* _Aim of the exercise_
Copy out all the records exactly.

=== Material for this task ===

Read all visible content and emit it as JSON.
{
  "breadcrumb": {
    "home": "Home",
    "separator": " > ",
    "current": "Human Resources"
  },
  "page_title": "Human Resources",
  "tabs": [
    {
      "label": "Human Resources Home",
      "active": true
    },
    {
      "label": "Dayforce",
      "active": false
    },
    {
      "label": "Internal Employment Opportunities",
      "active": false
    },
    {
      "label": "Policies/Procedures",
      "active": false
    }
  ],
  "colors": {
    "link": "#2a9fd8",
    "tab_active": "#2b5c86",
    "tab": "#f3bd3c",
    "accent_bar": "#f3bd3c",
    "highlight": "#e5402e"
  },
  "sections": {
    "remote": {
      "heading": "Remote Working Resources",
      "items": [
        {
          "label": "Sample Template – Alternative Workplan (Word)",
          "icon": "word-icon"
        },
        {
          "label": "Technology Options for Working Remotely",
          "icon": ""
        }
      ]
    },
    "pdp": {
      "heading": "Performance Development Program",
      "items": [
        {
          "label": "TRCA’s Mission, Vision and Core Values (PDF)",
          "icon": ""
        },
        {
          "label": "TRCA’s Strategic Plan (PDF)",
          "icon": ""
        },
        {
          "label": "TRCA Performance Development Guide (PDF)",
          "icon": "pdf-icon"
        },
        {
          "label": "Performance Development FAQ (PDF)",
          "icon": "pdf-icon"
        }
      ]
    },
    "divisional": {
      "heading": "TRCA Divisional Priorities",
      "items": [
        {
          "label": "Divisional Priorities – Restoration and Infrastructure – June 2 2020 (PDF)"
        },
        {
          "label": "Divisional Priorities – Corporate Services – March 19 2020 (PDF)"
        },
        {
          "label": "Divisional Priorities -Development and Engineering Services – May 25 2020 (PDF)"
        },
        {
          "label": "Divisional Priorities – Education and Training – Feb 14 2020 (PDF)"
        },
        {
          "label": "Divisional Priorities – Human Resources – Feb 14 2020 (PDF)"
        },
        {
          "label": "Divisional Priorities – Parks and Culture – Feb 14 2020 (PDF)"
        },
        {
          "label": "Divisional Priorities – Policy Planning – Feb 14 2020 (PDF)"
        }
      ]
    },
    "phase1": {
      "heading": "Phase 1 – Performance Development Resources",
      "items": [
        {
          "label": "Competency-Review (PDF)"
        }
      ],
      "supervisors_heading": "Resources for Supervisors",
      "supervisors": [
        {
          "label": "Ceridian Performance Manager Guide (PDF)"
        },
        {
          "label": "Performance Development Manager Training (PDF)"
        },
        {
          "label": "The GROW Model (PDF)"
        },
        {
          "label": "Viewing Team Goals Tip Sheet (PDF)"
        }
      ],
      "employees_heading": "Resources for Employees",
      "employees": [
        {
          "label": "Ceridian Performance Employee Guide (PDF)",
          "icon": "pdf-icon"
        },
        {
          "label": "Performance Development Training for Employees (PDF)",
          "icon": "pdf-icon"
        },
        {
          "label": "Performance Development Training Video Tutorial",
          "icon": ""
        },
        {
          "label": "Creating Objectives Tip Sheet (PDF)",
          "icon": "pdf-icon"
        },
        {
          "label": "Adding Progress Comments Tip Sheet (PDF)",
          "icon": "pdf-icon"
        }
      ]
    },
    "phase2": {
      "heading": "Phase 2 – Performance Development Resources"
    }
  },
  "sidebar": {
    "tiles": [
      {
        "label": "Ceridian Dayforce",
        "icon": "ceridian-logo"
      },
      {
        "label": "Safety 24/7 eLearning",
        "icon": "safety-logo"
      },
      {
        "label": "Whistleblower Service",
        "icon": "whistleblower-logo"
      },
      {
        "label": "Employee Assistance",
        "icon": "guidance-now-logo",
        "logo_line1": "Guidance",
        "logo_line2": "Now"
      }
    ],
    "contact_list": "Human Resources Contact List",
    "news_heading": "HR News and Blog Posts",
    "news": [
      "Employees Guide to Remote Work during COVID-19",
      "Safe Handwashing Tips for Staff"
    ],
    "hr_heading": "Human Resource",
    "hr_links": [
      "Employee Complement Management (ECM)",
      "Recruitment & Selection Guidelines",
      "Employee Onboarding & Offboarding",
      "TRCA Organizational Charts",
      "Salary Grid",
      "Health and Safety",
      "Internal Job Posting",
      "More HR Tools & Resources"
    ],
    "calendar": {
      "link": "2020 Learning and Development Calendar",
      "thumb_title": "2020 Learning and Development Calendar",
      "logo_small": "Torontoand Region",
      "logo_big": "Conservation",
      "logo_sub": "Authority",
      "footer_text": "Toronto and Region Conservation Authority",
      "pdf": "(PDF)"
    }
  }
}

===

* _Task output_
Read all visible content and emit it as JSON.
{
  "breadcrumb": {
    "home": "Home",
    "separator": " > ",
    "current": "Human Resources"
  },
  "page_title": "Human Resources",
  "tabs": [
    {
      "label": "Human Resources Home",
      "active": true
    },
    {
      "label": "Dayforce",
      "active": false
    },
    {
      "label": "Internal Employment Opportunities",
      "active": false
    },
    {
      "label": "Policies/Procedures",
      "active": false
    }
  ],
  "colors": {
    "link": "#2a9fd8",
    "tab_active": "#2b5c86",
    "tab": "#f3bd3c",
    "accent_bar": "#f3bd3c",
    "highlight": "#e5402e"
  },
  "sections": {
    "remote": {
      "heading": "Remote Working Resources",
      "items": [
        {
          "label": "Sample Template – Alternative Workplan (Word)",
          "icon": "word-icon"
        },
        {
          "label": "Technology Options for Working Remotely",
          "icon": ""
        }
      ]
    },
    "pdp": {
      "heading": "Performance Development Program",
      "items": [
        {
          "label": "TRCA’s Mission, Vision and Core Values (PDF)",
          "icon": ""
        },
        {
          "label": "TRCA’s Strategic Plan (PDF)",
          "icon": ""
        },
        {
          "label": "TRCA Performance Development Guide (PDF)",
          "icon": "pdf-icon"
        },
        {
          "label": "Performance Development FAQ (PDF)",
          "icon": "pdf-icon"
        }
      ]
    },
    "divisional": {
      "heading": "TRCA Divisional Priorities",
      "items": [
        {
          "label": "Divisional Priorities – Restoration and Infrastructure – June 2 2020 (PDF)"
        },
        {
          "label": "Divisional Priorities – Corporate Services – March 19 2020 (PDF)"
        },
        {
          "label": "Divisional Priorities -Development and Engineering Services – May 25 2020 (PDF)"
        },
        {
          "label": "Divisional Priorities – Education and Training – Feb 14 2020 (PDF)"
        },
        {
          "label": "Divisional Priorities – Human Resources – Feb 14 2020 (PDF)"
        },
        {
          "label": "Divisional Priorities – Parks and Culture – Feb 14 2020 (PDF)"
        },
        {
          "label": "Divisional Priorities – Policy Planning – Feb 14 2020 (PDF)"
        }
      ]
    },
    "phase1": {
      "heading": "Phase 1 – Performance Development Resources",
      "items": [
        {
          "label": "Competency-Review (PDF)"
        }
      ],
      "supervisors_heading": "Resources for Supervisors",
      "supervisors": [
        {
          "label": "Ceridian Performance Manager Guide (PDF)"
        },
        {
          "label": "Performance Development Manager Training (PDF)"
        },
        {
          "label": "The GROW Model (PDF)"
        },
        {
          "label": "Viewing Team Goals Tip Sheet (PDF)"
        }
      ],
      "employees_heading": "Resources for Employees",
      "employees": [
        {
          "label": "Ceridian Performance Employee Guide (PDF)",
          "icon": "pdf-icon"
        },
        {
          "label": "Performance Development Training for Employees (PDF)",
          "icon": "pdf-icon"
        },
        {
          "label": "Performance Development Training Video Tutorial",
          "icon": ""
        },
        {
          "label": "Creating Objectives Tip Sheet (PDF)",
          "icon": "pdf-icon"
        },
        {
          "label": "Adding Progress Comments Tip Sheet (PDF)",
          "icon": "pdf-icon"
        }
      ]
    },
    "phase2": {
      "heading": "Phase 2 – Performance Development Resources"
    }
  },
  "sidebar": {
    "tiles": [
      {
        "label": "Ceridian Dayforce",
        "icon": "ceridian-logo"
      },
      {
        "label": "Safety 24/7 eLearning",
        "icon": "safety-logo"
      },
      {
        "label": "Whistleblower Service",
        "icon": "whistleblower-logo"
      },
      {
        "label": "Employee Assistance",
        "icon": "guidance-now-logo",
        "logo_line1": "Guidance",
        "logo_line2": "Now"
      }
    ],
    "contact_list": "Human Resources Contact List",
    "news_heading": "HR News and Blog Posts",
    "news": [
      "Employees Guide to Remote Work during COVID-19",
      "Safe Handwashing Tips for Staff"
    ],
    "hr_heading": "Human Resource",
    "hr_links": [
      "Employee Complement Management (ECM)",
      "Recruitment & Selection Guidelines",
      "Employee Onboarding & Offboarding",
      "TRCA Organizational Charts",
      "Salary Grid",
      "Health and Safety",
      "Internal Job Posting",
      "More HR Tools & Resources"
    ],
    "calendar": {
      "link": "2020 Learning and Development Calendar",
      "thumb_title": "2020 Learning and Development Calendar",
      "logo_small": "Torontoand Region",
      "logo_big": "Conservation",
      "logo_sub": "Authority",
      "footer_text": "Toronto and Region Conservation Authority",
      "pdf": "(PDF)"
    }
  }
}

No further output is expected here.